Figure contents as structured data
▼▼▼

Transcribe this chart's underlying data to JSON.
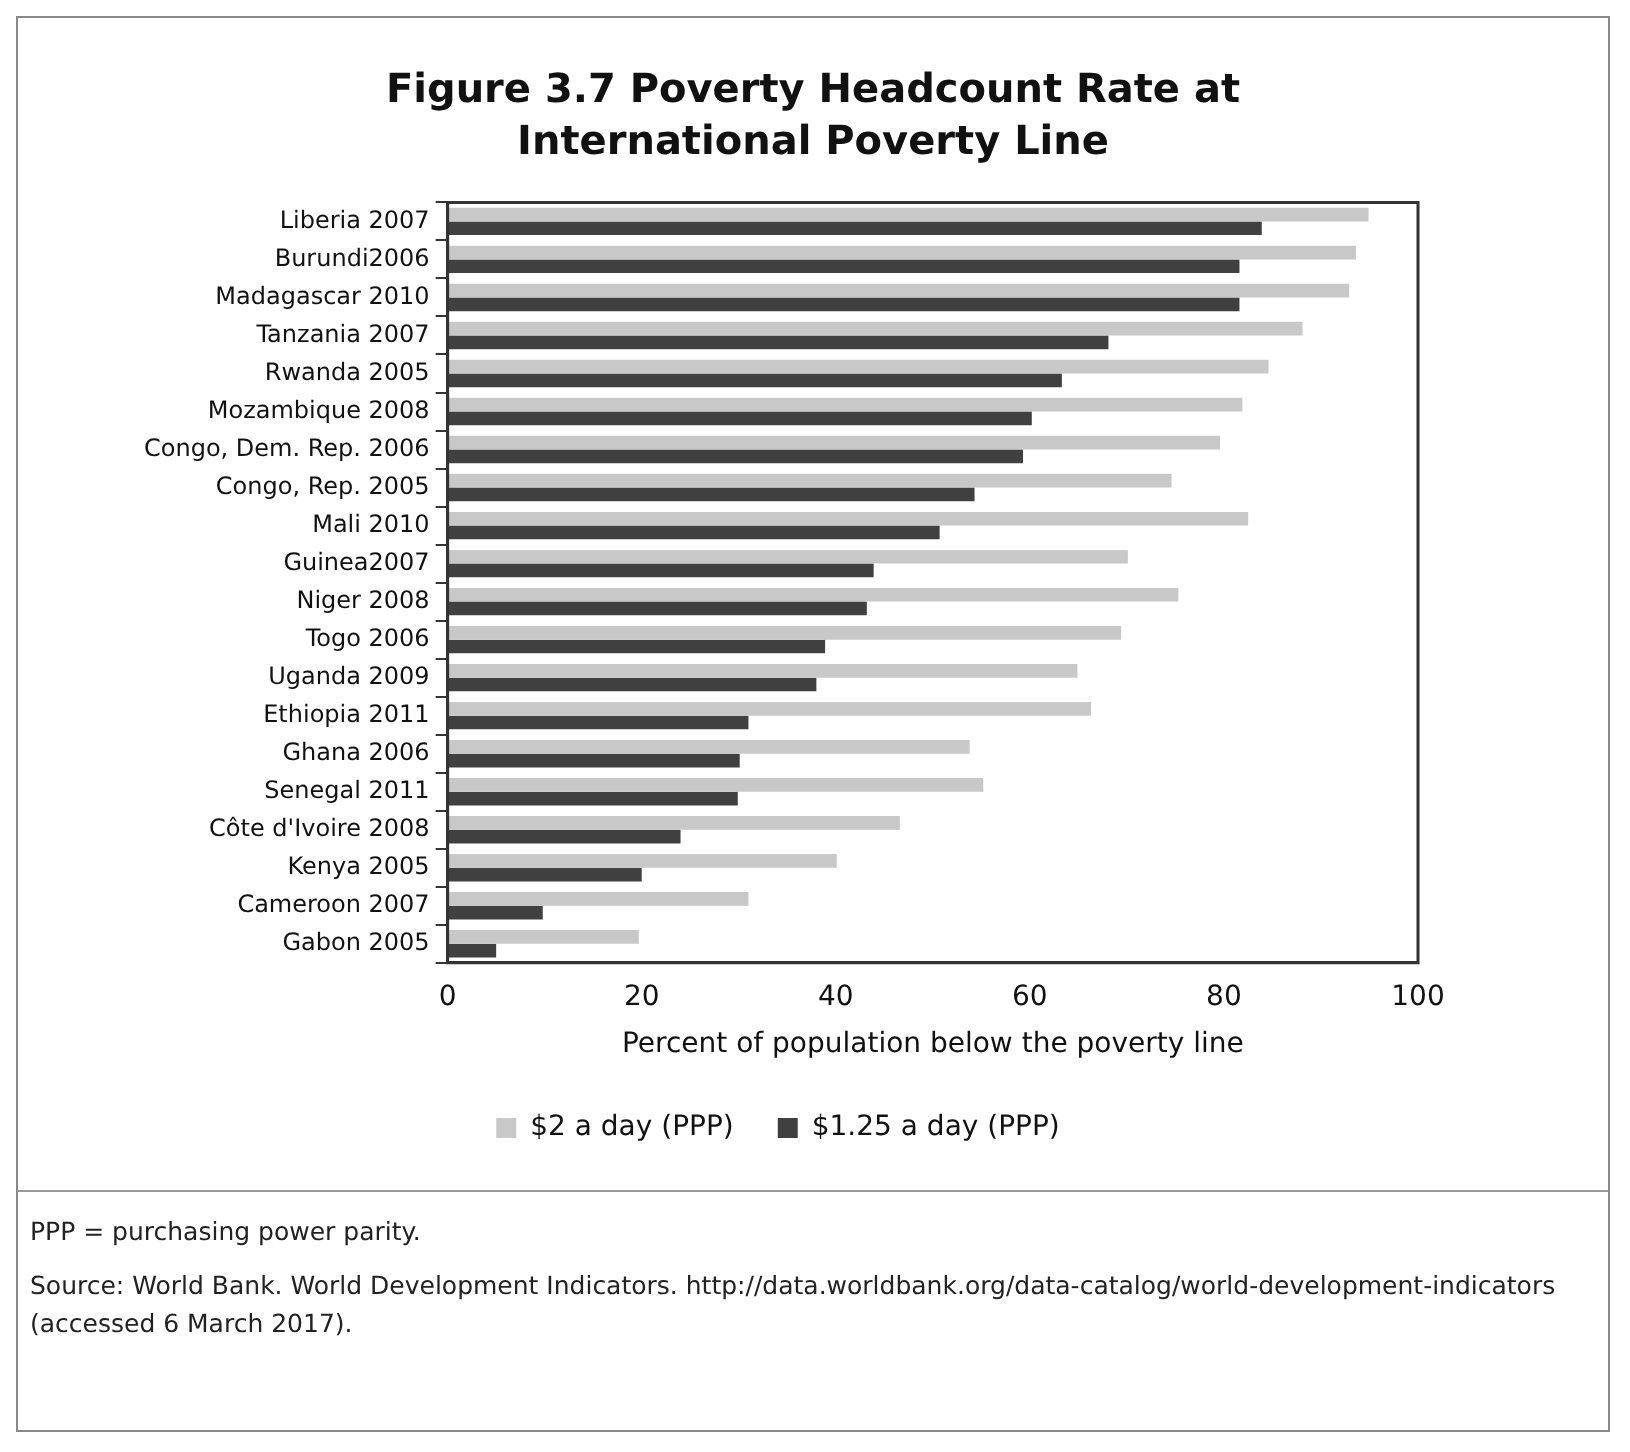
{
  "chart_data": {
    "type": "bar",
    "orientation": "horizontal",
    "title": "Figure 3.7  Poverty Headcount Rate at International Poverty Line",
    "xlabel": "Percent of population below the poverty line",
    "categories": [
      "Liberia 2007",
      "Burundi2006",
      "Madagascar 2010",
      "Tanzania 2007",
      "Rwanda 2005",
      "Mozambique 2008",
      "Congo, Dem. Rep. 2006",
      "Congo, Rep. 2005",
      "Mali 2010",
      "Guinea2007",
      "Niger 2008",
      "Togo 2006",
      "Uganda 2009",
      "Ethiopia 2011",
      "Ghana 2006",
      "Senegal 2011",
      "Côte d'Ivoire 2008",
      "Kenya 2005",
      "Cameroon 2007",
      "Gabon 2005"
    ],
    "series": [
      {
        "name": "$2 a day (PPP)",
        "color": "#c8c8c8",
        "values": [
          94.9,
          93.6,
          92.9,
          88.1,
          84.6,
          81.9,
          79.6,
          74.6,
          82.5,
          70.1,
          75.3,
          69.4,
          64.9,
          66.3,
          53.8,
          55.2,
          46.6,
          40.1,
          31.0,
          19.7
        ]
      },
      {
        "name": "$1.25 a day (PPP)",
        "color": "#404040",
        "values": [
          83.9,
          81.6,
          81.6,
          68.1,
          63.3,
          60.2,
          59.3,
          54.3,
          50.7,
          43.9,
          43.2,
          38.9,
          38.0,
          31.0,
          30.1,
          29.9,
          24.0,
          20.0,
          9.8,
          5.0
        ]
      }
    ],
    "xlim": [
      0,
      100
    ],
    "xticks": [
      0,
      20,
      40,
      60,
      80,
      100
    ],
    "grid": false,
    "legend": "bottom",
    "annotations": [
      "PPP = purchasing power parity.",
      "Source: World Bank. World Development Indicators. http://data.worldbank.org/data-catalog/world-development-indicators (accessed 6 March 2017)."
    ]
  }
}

▲▲▲
▼▼▼

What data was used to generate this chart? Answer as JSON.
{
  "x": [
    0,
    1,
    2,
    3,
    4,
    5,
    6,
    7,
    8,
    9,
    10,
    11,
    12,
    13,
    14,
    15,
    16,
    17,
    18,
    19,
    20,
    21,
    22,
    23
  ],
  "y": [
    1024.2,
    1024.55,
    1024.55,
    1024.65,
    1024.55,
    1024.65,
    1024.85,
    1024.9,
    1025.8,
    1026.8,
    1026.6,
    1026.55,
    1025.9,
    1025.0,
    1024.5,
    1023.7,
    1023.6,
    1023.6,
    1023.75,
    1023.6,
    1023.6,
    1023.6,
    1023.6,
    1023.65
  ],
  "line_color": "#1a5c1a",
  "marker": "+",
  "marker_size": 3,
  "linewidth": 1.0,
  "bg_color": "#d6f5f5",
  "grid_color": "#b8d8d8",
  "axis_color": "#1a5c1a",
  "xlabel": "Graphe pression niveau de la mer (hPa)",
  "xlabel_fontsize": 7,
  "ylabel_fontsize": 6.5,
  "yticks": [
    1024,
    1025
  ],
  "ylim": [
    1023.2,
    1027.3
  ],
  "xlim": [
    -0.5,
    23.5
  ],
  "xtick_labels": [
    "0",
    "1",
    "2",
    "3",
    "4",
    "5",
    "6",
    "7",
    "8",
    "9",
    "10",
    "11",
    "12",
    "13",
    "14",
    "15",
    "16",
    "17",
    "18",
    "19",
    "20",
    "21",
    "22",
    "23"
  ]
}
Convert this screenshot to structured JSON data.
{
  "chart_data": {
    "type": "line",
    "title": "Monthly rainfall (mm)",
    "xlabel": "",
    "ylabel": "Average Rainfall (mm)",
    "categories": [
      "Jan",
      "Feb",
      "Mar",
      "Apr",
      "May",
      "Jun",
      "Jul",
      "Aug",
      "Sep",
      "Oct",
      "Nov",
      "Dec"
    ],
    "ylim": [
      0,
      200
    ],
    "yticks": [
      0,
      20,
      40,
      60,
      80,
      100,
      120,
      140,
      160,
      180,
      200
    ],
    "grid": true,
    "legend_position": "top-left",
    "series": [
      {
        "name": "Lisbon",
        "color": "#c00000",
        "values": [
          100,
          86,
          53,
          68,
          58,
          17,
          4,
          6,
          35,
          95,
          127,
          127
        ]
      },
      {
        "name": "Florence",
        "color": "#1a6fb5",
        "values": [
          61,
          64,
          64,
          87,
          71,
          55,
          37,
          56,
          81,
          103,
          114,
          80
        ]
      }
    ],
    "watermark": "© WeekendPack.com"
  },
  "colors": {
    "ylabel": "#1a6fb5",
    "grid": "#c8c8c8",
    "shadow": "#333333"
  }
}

▲▲▲

> **Goal**
State how many lines above contain the string "name", with no other words.

> **Solved exercise**
4